Exercise
Show all lines that include the string "JSON"; copy each one.

Dataset records:
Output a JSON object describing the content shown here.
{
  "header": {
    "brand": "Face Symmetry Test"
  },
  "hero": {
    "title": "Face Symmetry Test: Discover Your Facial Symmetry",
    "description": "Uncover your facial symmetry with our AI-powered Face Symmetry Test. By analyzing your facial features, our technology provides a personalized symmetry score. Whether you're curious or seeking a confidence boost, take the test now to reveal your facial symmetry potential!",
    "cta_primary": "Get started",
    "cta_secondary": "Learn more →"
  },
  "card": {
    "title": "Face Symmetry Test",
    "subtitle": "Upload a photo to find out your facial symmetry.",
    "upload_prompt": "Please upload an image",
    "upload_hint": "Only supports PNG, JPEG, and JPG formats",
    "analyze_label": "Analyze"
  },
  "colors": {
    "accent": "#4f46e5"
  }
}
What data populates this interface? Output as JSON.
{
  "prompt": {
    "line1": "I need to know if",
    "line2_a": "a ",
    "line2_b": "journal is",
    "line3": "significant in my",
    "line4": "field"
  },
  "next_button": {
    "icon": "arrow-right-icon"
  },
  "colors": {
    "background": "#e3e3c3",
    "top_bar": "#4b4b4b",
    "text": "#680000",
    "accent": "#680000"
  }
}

Task solution
Output a JSON object describing the content shown here.
What data populates this interface? Output as JSON.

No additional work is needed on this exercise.